- Instructions for the task -
Collect all the lines that mention the word "mean".

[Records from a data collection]
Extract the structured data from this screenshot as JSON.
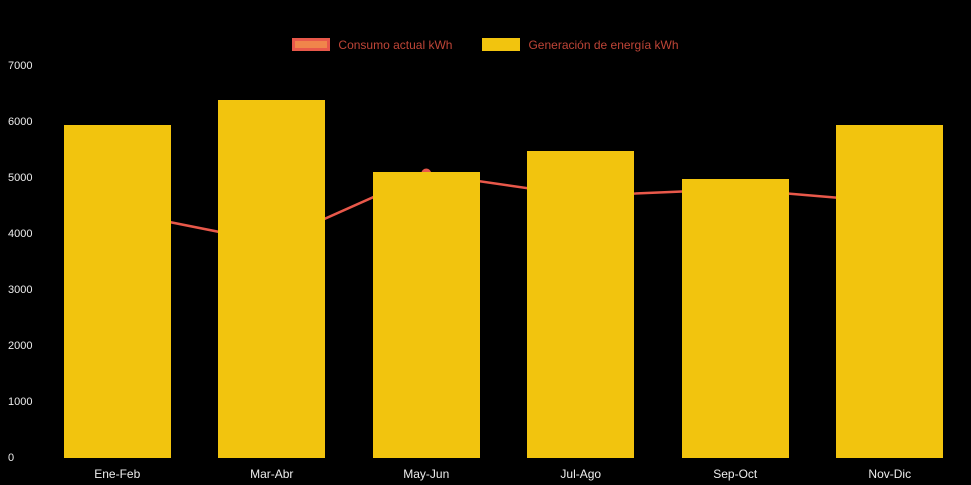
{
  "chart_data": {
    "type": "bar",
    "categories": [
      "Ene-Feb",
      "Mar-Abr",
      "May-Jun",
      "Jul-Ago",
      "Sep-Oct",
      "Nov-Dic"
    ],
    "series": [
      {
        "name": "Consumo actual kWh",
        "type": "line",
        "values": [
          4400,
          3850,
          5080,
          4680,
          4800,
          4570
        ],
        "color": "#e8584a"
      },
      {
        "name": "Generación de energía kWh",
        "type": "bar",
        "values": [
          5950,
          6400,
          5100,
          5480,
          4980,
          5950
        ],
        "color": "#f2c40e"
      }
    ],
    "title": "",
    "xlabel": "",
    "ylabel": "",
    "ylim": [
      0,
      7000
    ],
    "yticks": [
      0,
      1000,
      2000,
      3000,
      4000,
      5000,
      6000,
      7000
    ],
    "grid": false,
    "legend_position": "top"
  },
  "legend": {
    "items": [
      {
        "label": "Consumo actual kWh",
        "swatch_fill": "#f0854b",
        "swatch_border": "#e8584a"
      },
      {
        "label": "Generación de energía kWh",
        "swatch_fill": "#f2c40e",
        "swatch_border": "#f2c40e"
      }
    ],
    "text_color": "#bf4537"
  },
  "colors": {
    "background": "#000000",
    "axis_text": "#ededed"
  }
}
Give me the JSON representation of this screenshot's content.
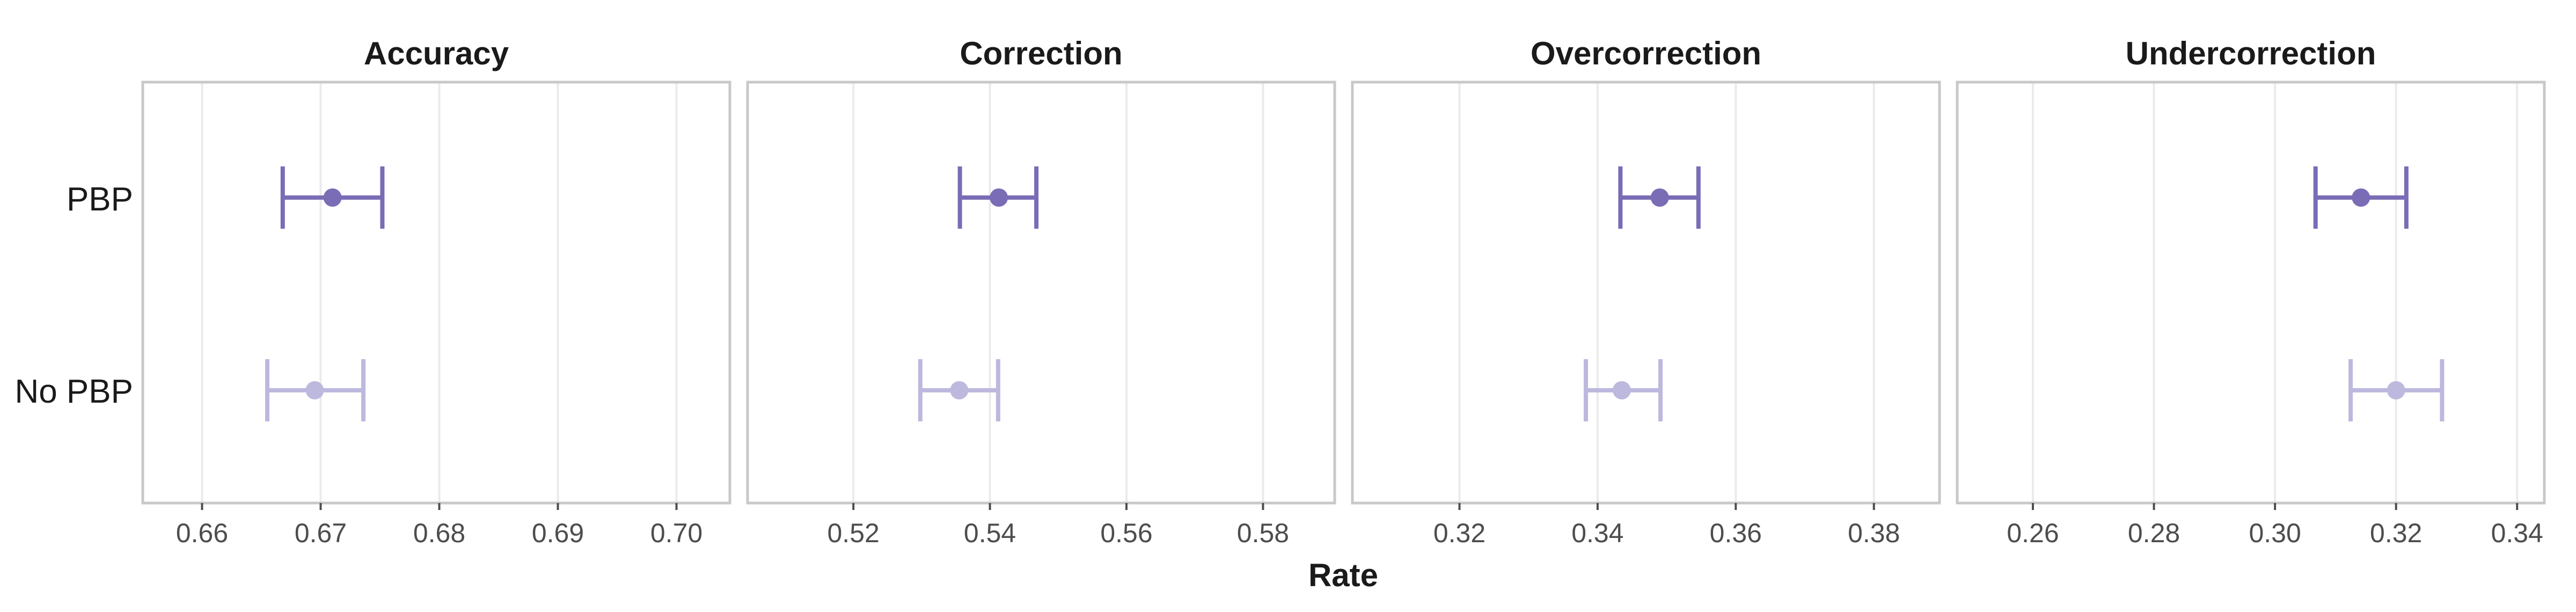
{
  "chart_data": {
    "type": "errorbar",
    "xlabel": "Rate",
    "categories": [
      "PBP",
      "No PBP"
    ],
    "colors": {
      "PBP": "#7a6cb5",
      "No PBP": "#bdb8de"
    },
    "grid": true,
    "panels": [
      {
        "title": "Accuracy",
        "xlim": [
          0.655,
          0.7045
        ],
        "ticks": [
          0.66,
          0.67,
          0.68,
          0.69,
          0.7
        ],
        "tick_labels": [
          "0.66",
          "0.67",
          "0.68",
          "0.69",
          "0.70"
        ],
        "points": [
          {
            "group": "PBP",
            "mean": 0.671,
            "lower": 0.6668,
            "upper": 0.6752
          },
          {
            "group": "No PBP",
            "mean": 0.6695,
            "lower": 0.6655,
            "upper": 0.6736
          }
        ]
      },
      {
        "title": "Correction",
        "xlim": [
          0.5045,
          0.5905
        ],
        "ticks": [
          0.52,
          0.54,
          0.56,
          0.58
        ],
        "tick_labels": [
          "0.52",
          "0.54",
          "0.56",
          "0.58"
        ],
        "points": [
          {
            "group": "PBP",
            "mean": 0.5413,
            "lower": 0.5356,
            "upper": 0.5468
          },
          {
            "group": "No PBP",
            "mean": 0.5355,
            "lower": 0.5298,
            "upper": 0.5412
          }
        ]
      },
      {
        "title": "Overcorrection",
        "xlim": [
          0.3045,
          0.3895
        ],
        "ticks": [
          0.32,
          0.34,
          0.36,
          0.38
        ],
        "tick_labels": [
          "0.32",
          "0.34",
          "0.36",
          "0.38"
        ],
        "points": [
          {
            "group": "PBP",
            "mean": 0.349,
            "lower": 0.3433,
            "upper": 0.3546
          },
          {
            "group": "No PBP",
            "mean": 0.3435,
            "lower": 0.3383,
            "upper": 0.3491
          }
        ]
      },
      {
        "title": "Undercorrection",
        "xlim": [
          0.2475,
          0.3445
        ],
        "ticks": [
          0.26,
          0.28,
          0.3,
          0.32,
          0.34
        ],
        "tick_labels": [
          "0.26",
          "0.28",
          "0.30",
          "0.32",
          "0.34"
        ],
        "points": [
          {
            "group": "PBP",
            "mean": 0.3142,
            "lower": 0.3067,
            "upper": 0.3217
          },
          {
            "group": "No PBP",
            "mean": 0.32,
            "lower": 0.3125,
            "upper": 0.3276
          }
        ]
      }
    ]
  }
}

--

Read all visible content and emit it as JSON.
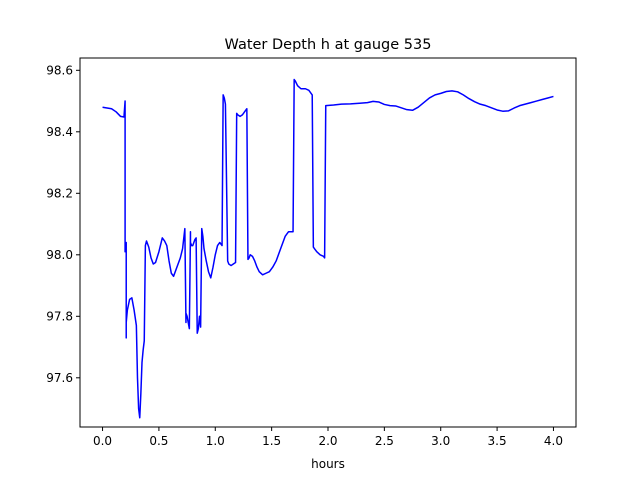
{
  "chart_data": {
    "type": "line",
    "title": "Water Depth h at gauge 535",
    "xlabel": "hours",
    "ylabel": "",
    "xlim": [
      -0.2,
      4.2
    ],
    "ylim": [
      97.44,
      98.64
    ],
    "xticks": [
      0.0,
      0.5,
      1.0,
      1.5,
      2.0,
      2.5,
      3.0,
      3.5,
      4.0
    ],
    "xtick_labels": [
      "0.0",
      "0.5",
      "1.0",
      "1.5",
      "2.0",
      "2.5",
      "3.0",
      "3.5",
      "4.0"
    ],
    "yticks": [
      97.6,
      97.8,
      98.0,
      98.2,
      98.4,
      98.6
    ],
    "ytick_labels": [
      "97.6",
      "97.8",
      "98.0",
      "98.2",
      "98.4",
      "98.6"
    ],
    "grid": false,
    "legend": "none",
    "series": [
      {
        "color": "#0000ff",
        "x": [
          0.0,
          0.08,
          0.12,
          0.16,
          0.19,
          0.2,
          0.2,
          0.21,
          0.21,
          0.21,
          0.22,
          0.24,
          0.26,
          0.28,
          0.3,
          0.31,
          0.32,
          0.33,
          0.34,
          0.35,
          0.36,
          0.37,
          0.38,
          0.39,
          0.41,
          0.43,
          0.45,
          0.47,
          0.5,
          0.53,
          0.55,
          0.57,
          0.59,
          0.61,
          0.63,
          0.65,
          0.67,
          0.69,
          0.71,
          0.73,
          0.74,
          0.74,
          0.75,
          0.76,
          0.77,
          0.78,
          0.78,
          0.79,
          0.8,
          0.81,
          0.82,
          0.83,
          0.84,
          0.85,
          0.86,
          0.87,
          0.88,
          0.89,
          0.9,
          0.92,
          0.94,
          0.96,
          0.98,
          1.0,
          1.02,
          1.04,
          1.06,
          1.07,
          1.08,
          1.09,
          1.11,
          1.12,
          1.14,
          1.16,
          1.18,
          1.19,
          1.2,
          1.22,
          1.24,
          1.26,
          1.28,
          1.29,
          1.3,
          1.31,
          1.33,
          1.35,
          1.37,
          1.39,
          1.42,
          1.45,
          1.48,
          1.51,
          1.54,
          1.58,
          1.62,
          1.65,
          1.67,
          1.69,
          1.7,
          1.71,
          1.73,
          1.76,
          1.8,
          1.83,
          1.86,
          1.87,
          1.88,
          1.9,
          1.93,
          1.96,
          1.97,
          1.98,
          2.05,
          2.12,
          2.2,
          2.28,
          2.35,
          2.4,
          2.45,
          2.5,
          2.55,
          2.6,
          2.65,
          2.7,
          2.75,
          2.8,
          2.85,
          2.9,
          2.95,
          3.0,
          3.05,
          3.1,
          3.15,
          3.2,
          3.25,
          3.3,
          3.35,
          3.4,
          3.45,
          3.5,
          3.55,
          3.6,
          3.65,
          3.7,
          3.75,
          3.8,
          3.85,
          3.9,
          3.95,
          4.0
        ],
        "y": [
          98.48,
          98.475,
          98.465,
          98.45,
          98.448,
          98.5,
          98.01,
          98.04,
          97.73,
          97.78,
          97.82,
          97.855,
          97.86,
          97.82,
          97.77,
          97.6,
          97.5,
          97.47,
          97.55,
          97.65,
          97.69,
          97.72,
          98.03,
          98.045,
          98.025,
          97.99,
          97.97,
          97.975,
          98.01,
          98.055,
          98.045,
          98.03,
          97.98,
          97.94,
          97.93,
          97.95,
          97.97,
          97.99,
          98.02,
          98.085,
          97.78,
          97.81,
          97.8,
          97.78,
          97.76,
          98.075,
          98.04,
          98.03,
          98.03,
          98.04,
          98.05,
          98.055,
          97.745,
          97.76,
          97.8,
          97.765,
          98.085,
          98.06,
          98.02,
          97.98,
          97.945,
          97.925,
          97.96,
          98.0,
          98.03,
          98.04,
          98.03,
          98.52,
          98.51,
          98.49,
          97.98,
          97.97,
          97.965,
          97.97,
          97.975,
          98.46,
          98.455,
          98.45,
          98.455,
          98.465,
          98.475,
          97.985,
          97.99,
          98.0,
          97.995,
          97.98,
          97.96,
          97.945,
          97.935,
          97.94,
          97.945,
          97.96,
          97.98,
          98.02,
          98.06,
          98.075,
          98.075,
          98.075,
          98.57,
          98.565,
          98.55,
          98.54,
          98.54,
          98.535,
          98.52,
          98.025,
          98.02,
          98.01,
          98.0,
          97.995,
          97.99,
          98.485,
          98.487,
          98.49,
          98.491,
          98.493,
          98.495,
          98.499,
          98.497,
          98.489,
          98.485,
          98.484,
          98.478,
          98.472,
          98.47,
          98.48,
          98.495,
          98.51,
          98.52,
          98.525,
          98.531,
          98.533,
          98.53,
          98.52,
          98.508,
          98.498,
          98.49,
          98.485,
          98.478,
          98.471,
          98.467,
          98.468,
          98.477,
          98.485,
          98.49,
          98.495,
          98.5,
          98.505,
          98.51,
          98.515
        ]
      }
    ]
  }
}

- Answer -
            "mean": 0.671,
            "mean": 0.6695,
            "mean": 0.5413,
            "mean": 0.5355,
            "mean": 0.349,
            "mean": 0.3435,
            "mean": 0.3142,
            "mean": 0.32,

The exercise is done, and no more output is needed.